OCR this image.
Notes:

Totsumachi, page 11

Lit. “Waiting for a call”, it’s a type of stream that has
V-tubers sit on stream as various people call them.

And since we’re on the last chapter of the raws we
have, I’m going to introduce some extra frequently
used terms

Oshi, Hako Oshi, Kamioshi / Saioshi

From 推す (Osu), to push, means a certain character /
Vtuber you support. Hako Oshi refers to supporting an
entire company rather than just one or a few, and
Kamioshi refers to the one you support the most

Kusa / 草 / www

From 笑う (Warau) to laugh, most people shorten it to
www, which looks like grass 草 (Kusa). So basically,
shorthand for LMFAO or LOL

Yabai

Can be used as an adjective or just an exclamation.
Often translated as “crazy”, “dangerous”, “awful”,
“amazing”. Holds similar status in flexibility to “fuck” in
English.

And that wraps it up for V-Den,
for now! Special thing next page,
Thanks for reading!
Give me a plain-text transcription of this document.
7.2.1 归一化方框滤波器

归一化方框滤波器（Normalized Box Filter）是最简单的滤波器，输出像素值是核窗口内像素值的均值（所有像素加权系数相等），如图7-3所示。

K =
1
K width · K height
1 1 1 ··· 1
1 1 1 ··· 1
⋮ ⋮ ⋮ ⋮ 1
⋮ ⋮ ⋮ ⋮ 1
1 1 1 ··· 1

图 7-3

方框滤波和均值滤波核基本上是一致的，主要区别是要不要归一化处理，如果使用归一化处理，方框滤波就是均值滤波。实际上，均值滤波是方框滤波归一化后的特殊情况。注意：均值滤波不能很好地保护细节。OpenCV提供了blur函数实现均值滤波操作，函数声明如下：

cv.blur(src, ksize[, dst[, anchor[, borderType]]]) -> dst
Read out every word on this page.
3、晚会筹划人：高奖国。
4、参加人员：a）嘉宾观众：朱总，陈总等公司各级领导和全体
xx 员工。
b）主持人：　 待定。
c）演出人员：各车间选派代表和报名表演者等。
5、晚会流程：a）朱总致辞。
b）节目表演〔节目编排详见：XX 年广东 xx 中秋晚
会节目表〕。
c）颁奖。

+===+

**DIRECTIONS FOR THIS TASK**
Write out the entire listing exactly.

**SOLUTION TO THE EXERCISE**
OCR this image.
Notes:

Totsumachi, page 11

Lit. “Waiting for a call”, it’s a type of stream that has
V-tubers sit on stream as various people call them.

And since we’re on the last chapter of the raws we
have, I’m going to introduce some extra frequently
used terms

Oshi, Hako Oshi, Kamioshi / Saioshi

From 推す (Osu), to push, means a certain character /
Vtuber you support. Hako Oshi refers to supporting an
entire company rather than just one or a few, and
Kamioshi refers to the one you support the most

Kusa / 草 / www

From 笑う (Warau) to laugh, most people shorten it to
www, which looks like grass 草 (Kusa). So basically,
shorthand for LMFAO or LOL

Yabai

Can be used as an adjective or just an exclamation.
Often translated as “crazy”, “dangerous”, “awful”,
“amazing”. Holds similar status in flexibility to “fuck” in
English.

And that wraps it up for V-Den,
for now! Special thing next page,
Thanks for reading!
Give me a plain-text transcription of this document.
7.2.1 归一化方框滤波器

归一化方框滤波器（Normalized Box Filter）是最简单的滤波器，输出像素值是核窗口内像素值的均值（所有像素加权系数相等），如图7-3所示。

K =
1
K width · K height
1 1 1 ··· 1
1 1 1 ··· 1
⋮ ⋮ ⋮ ⋮ 1
⋮ ⋮ ⋮ ⋮ 1
1 1 1 ··· 1

图 7-3

方框滤波和均值滤波核基本上是一致的，主要区别是要不要归一化处理，如果使用归一化处理，方框滤波就是均值滤波。实际上，均值滤波是方框滤波归一化后的特殊情况。注意：均值滤波不能很好地保护细节。OpenCV提供了blur函数实现均值滤波操作，函数声明如下：

cv.blur(src, ksize[, dst[, anchor[, borderType]]]) -> dst
Read out every word on this page.
3、晚会筹划人：高奖国。
4、参加人员：a）嘉宾观众：朱总，陈总等公司各级领导和全体
xx 员工。
b）主持人：　 待定。
c）演出人员：各车间选派代表和报名表演者等。
5、晚会流程：a）朱总致辞。
b）节目表演〔节目编排详见：XX 年广东 xx 中秋晚
会节目表〕。
c）颁奖。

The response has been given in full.